**Short problem**:
Tally the lines holding the string "apache" and reply with that number alone.

**Raw records**:
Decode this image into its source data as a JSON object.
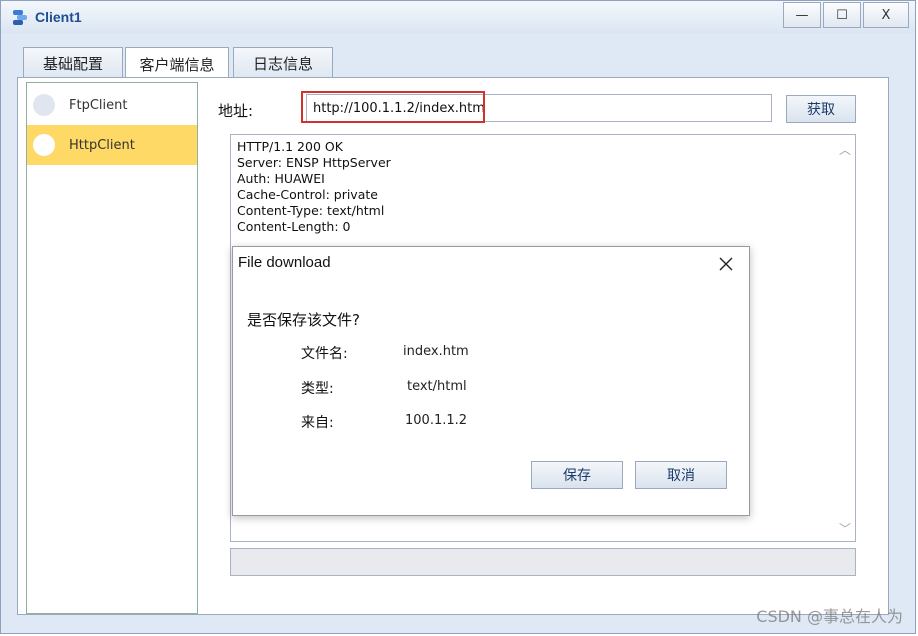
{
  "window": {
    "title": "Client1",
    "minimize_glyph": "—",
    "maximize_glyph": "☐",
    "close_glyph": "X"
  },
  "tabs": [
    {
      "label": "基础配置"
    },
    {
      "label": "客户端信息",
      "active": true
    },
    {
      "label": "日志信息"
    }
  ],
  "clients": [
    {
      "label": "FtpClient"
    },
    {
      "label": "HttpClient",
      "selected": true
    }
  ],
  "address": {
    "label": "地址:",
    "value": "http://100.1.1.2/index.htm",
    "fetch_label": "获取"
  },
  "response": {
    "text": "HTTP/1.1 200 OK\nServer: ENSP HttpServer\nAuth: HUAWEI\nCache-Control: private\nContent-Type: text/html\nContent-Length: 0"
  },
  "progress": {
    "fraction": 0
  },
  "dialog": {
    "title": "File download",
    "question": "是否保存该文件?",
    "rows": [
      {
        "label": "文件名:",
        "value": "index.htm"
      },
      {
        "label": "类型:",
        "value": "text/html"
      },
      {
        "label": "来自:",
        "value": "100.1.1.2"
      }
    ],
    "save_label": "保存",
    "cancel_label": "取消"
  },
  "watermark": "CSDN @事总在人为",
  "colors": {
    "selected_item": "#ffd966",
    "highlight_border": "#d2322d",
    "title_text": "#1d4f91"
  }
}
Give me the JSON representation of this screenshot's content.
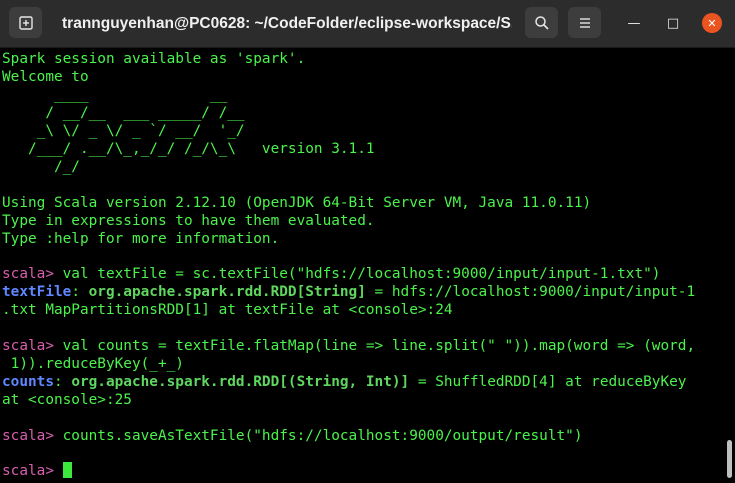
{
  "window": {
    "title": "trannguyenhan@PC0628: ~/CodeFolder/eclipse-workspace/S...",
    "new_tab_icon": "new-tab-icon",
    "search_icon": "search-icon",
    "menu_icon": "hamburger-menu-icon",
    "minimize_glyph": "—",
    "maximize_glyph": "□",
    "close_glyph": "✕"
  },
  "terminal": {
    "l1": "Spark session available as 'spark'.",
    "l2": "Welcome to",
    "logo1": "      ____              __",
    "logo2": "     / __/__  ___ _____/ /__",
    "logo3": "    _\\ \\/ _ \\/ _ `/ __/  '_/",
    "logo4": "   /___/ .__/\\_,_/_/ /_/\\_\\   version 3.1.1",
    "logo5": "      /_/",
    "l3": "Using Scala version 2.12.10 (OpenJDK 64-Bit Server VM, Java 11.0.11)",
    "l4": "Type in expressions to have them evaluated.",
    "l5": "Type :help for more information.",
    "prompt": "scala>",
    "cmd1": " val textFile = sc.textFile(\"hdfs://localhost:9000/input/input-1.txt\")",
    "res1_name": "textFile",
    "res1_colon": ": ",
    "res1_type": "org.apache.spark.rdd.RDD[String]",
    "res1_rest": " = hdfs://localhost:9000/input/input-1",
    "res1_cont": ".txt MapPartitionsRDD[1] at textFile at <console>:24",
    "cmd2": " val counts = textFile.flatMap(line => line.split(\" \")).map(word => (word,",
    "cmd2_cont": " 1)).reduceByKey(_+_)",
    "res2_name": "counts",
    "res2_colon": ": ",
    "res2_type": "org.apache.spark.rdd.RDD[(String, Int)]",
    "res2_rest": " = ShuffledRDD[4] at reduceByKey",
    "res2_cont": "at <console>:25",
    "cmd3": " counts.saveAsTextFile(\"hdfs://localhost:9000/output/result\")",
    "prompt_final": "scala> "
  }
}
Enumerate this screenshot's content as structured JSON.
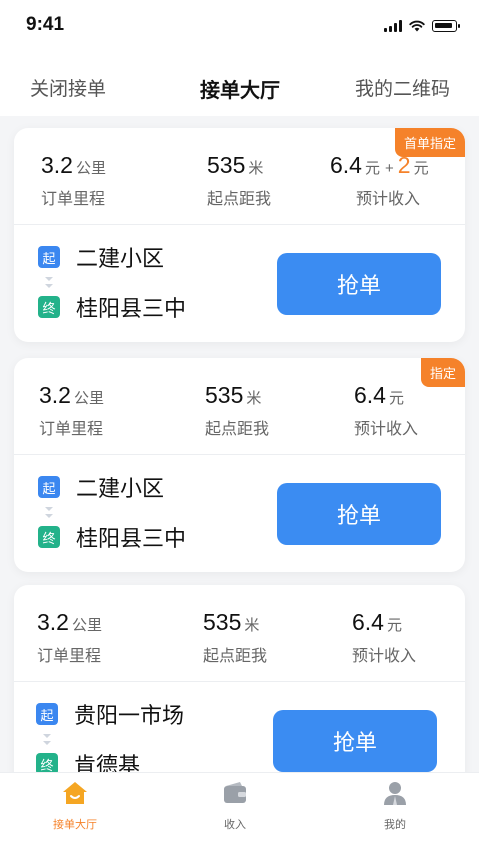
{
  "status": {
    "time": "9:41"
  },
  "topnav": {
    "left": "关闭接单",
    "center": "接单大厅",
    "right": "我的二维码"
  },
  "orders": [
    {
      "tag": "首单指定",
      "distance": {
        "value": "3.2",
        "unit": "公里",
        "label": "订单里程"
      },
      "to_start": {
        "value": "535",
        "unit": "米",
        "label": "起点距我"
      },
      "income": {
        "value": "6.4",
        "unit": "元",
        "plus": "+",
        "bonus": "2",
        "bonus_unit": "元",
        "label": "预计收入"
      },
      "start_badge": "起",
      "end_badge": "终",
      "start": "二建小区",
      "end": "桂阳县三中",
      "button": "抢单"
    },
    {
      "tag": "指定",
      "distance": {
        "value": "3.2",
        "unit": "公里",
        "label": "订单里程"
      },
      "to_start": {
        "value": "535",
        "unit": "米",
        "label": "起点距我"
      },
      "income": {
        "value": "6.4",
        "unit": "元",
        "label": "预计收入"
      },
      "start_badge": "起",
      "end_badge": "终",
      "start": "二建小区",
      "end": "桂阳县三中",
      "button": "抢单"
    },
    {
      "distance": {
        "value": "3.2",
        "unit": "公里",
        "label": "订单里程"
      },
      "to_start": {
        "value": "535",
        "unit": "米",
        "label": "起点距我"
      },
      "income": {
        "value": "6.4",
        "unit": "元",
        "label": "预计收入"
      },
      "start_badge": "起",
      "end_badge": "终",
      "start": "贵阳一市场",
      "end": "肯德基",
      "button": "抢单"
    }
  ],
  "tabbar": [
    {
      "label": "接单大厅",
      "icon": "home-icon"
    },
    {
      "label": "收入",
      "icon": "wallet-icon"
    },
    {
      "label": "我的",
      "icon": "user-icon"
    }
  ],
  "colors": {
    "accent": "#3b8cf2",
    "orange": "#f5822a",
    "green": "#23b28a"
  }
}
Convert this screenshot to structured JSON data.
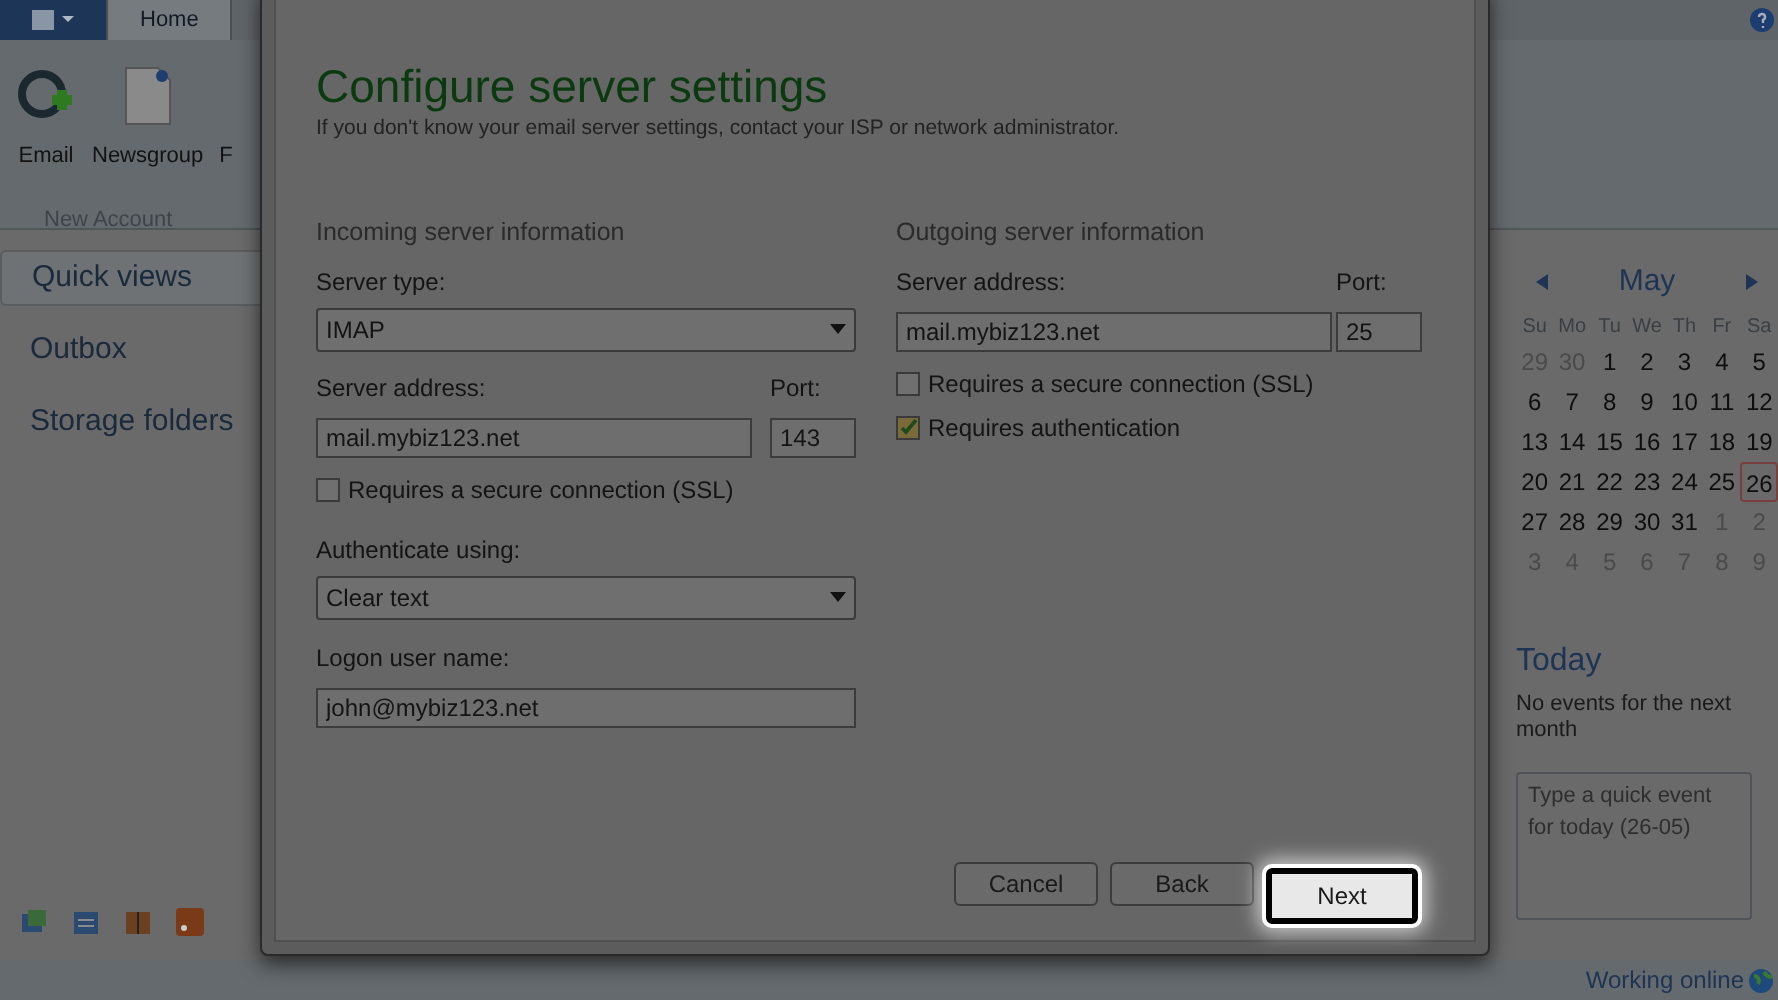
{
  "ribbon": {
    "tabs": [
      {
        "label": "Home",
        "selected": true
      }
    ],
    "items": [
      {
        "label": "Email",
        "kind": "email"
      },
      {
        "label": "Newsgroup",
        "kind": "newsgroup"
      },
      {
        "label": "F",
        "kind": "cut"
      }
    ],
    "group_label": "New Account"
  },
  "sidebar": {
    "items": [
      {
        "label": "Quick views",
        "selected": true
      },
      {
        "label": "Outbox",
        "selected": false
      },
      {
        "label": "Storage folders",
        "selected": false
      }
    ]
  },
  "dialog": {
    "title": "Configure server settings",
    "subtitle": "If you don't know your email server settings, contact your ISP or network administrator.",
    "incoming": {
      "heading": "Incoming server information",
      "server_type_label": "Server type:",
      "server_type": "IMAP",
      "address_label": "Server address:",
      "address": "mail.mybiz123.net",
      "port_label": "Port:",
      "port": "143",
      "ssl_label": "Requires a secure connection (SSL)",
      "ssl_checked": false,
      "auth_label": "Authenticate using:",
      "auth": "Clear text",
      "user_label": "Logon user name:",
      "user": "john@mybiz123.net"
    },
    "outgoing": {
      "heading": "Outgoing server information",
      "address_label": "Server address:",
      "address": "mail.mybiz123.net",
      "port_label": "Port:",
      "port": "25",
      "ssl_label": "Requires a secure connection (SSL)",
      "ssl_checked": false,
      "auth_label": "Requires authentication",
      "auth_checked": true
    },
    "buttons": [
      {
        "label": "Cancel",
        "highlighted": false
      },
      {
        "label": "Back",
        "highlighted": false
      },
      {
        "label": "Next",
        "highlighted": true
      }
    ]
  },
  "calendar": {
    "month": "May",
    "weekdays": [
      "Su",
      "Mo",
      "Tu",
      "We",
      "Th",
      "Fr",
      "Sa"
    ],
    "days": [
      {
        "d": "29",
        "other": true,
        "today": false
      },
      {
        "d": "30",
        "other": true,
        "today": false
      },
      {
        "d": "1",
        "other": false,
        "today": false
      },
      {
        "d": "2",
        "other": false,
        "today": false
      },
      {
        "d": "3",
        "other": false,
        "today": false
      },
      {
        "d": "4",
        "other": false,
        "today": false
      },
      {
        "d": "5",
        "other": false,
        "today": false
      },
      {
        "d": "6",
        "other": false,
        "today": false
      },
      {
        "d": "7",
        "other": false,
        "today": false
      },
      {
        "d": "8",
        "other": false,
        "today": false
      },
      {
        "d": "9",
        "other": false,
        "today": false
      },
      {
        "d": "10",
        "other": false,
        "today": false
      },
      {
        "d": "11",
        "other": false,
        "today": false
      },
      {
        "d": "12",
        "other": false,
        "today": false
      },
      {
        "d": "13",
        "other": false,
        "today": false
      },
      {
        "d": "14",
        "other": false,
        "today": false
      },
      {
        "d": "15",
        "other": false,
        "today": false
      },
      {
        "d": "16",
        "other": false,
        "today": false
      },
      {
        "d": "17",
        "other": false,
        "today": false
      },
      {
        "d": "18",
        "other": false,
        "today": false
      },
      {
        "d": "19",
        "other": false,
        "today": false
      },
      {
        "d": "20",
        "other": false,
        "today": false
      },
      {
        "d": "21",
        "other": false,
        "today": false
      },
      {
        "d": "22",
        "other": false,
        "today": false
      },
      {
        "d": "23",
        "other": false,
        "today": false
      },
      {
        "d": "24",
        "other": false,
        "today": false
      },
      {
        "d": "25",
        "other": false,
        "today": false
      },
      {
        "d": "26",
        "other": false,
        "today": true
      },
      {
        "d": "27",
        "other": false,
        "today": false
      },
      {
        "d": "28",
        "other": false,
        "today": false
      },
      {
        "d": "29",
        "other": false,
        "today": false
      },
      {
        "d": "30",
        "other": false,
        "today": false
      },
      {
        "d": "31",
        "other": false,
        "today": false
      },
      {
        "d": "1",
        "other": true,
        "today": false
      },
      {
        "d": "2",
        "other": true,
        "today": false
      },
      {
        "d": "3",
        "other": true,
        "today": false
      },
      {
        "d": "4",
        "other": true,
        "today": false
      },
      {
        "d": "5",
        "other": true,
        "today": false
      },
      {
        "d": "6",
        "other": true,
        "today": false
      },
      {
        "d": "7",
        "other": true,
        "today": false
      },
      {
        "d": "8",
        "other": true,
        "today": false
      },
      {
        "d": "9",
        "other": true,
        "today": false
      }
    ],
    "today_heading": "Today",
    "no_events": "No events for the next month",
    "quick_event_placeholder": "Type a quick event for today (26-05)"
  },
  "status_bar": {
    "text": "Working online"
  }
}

**Answer in full**:
2